■ **GIVEN INSTRUCTION**: Copy out all lines where "Orientador" appears.

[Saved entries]
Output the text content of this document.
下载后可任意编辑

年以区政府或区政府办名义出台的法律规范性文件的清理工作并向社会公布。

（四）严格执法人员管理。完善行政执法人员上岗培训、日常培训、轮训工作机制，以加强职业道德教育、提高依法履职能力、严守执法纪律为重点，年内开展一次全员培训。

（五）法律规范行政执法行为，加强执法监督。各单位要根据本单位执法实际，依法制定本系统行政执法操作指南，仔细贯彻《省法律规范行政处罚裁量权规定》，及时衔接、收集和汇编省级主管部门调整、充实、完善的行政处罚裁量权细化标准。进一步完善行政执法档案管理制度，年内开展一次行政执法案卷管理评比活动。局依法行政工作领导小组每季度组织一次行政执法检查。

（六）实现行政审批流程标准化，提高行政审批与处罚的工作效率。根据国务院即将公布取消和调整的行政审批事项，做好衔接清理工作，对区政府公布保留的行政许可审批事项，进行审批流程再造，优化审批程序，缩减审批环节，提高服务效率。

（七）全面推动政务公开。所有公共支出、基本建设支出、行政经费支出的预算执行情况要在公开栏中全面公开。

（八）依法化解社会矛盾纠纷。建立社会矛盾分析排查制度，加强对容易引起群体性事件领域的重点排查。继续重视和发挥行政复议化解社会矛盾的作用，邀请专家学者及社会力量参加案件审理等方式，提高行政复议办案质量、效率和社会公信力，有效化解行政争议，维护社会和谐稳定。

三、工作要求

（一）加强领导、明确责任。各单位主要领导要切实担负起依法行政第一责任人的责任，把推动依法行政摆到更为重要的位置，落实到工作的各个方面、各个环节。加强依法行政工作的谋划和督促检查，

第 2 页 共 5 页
...
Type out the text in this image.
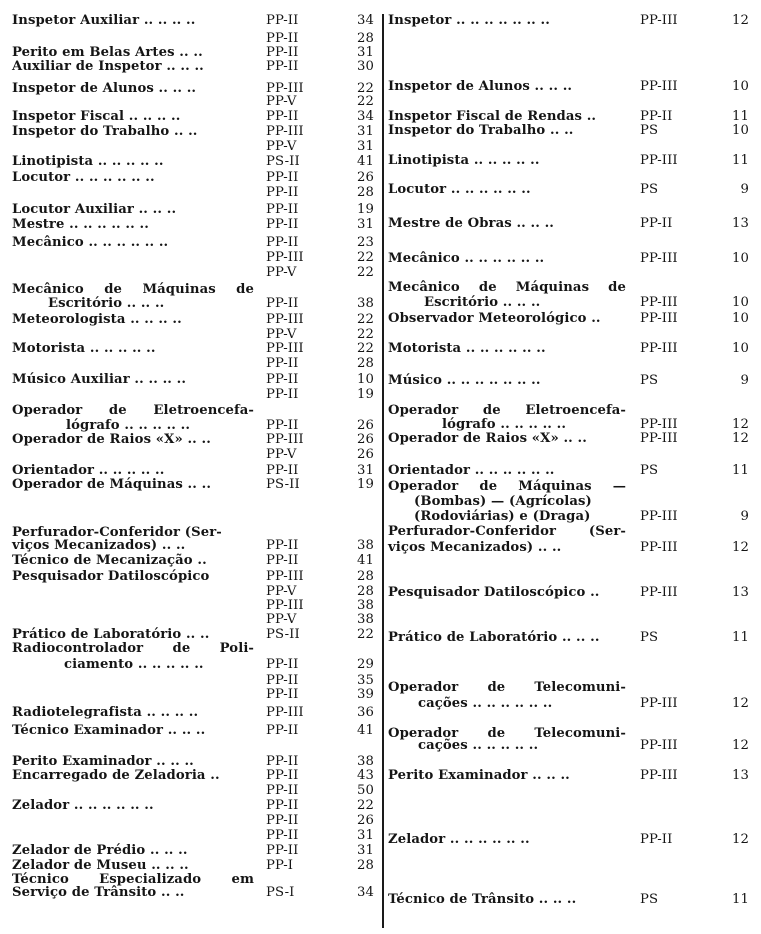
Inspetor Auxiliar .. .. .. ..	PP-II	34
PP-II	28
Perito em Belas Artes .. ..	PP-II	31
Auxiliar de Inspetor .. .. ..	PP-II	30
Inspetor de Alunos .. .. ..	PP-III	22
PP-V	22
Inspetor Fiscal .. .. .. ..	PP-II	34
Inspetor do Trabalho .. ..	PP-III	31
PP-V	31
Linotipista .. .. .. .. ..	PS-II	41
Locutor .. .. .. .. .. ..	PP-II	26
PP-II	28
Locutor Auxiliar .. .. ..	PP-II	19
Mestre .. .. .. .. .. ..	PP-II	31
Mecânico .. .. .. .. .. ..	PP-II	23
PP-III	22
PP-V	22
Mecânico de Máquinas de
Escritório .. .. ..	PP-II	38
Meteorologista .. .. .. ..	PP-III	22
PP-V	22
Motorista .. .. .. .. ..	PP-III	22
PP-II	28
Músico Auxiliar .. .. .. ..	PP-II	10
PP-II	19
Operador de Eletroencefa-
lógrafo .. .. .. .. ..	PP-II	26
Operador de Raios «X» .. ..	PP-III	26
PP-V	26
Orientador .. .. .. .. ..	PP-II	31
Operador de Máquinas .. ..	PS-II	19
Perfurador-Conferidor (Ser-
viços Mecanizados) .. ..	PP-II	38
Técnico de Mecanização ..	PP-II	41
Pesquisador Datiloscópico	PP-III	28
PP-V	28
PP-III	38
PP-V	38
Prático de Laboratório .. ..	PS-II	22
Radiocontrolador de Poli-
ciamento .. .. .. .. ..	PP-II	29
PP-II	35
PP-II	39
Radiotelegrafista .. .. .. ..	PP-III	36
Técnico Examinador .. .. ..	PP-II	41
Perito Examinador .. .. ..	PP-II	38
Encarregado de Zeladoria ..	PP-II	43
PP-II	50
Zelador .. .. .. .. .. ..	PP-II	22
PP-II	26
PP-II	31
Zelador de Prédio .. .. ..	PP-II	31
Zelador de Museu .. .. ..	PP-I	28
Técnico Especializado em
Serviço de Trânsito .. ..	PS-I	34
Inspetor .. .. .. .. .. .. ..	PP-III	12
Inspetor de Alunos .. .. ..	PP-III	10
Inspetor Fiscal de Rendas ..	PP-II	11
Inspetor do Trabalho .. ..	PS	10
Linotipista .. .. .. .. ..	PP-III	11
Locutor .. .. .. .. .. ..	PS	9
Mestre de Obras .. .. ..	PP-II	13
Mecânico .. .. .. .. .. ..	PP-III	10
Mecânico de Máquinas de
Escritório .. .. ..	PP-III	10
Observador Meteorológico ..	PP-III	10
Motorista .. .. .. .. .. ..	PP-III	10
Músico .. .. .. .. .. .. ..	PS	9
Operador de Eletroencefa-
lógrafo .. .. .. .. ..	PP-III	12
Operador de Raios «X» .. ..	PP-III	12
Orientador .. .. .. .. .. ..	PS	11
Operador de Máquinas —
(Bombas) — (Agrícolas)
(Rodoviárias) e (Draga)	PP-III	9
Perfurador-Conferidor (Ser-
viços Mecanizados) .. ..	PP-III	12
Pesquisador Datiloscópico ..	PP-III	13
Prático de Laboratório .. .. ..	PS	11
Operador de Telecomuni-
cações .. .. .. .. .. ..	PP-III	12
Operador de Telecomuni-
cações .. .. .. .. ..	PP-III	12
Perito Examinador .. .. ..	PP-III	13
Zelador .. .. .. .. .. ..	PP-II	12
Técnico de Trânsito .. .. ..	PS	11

■ **SOLUTION BELOW**:
Orientador .. .. .. .. ..	PP-II	31
Orientador .. .. .. .. .. ..	PS	11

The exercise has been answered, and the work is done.